→ Stated problem:
Images excluded, repeat each entry below exactly.

§ §

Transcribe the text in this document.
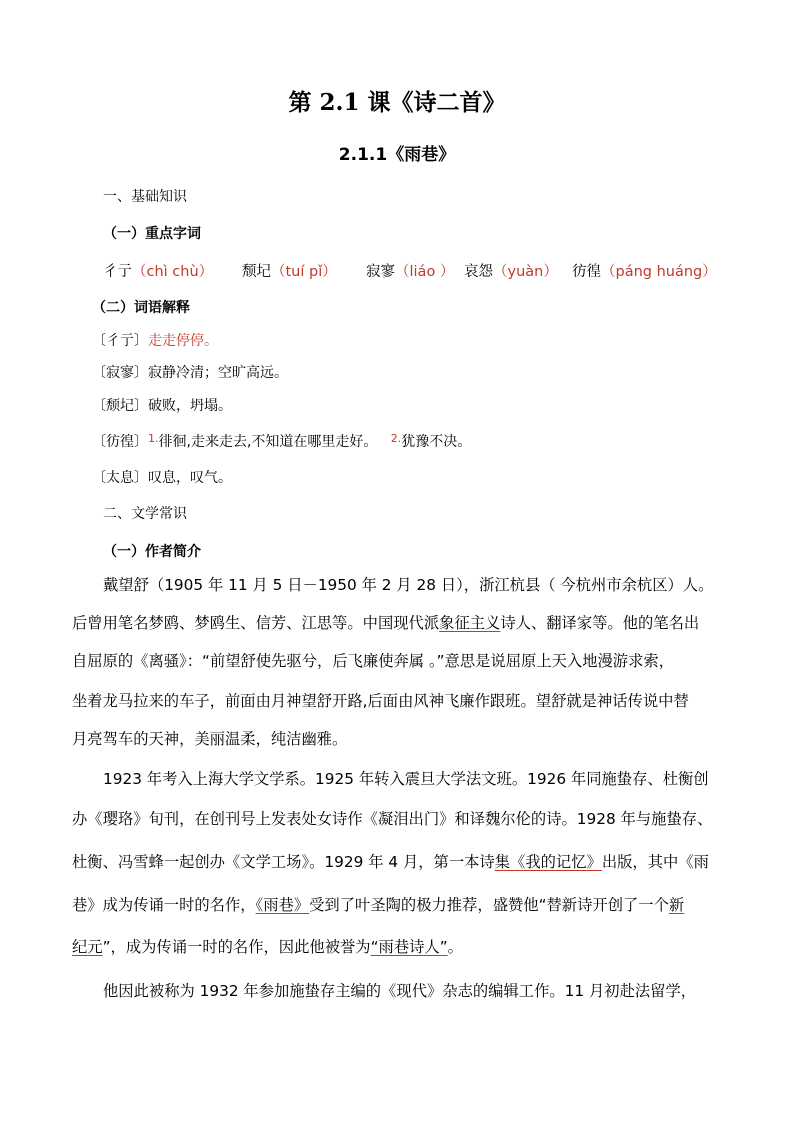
第 2.1 课《诗二首》
2.1.1《雨巷》
一、基础知识
（一）重点字词
彳亍（chì chù） 颓圮（tuí pǐ） 寂寥（liáo ） 哀怨（yuàn） 彷徨（páng huáng）
（二）词语解释
〔彳亍〕走走停停。
〔寂寥〕寂静冷清；空旷高远。
〔颓圮〕破败，坍塌。
〔彷徨〕$^{1.}$徘徊,走来走去,不知道在哪里走好。 $^{2.}$犹豫不决。
〔太息〕叹息，叹气。
二、文学常识
（一）作者简介
戴望舒（1905 年 11 月 5 日－1950 年 2 月 28 日），浙江杭县（ 今杭州市余杭区）人。
后曾用笔名梦鸥、梦鸥生、信芳、江思等。中国现代派象征主义诗人、翻译家等。他的笔名出
自屈原的《离骚》：“前望舒使先驱兮，后飞廉使奔属 。”意思是说屈原上天入地漫游求索，
坐着龙马拉来的车子，前面由月神望舒开路,后面由风神飞廉作跟班。望舒就是神话传说中替
月亮驾车的天神，美丽温柔，纯洁幽雅。
1923 年考入上海大学文学系。1925 年转入震旦大学法文班。1926 年同施蛰存、杜衡创
办《璎珞》旬刊，在创刊号上发表处女诗作《凝泪出门》和译魏尔伦的诗。1928 年与施蛰存、
杜衡、冯雪蜂一起创办《文学工场》。1929 年 4 月，第一本诗集《我的记忆》出版，其中《雨
巷》成为传诵一时的名作，《雨巷》受到了叶圣陶的极力推荐，盛赞他“替新诗开创了一个新
纪元”，成为传诵一时的名作，因此他被誉为“雨巷诗人”。
他因此被称为 1932 年参加施蛰存主编的《现代》杂志的编辑工作。11 月初赴法留学，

§ §

→ Exercise response:
Transcribe the text in this document.
第 2.1 课《诗二首》
2.1.1《雨巷》
一、基础知识
（一）重点字词
彳亍（chì chù） 颓圮（tuí pǐ） 寂寥（liáo ） 哀怨（yuàn） 彷徨（páng huáng）
（二）词语解释
〔彳亍〕走走停停。
〔寂寥〕寂静冷清；空旷高远。
〔颓圮〕破败，坍塌。
〔彷徨〕$^{1.}$徘徊,走来走去,不知道在哪里走好。 $^{2.}$犹豫不决。
〔太息〕叹息，叹气。
二、文学常识
（一）作者简介
戴望舒（1905 年 11 月 5 日－1950 年 2 月 28 日），浙江杭县（ 今杭州市余杭区）人。
后曾用笔名梦鸥、梦鸥生、信芳、江思等。中国现代派象征主义诗人、翻译家等。他的笔名出
自屈原的《离骚》：“前望舒使先驱兮，后飞廉使奔属 。”意思是说屈原上天入地漫游求索，
坐着龙马拉来的车子，前面由月神望舒开路,后面由风神飞廉作跟班。望舒就是神话传说中替
月亮驾车的天神，美丽温柔，纯洁幽雅。
1923 年考入上海大学文学系。1925 年转入震旦大学法文班。1926 年同施蛰存、杜衡创
办《璎珞》旬刊，在创刊号上发表处女诗作《凝泪出门》和译魏尔伦的诗。1928 年与施蛰存、
杜衡、冯雪蜂一起创办《文学工场》。1929 年 4 月，第一本诗集《我的记忆》出版，其中《雨
巷》成为传诵一时的名作，《雨巷》受到了叶圣陶的极力推荐，盛赞他“替新诗开创了一个新
纪元”，成为传诵一时的名作，因此他被誉为“雨巷诗人”。
他因此被称为 1932 年参加施蛰存主编的《现代》杂志的编辑工作。11 月初赴法留学，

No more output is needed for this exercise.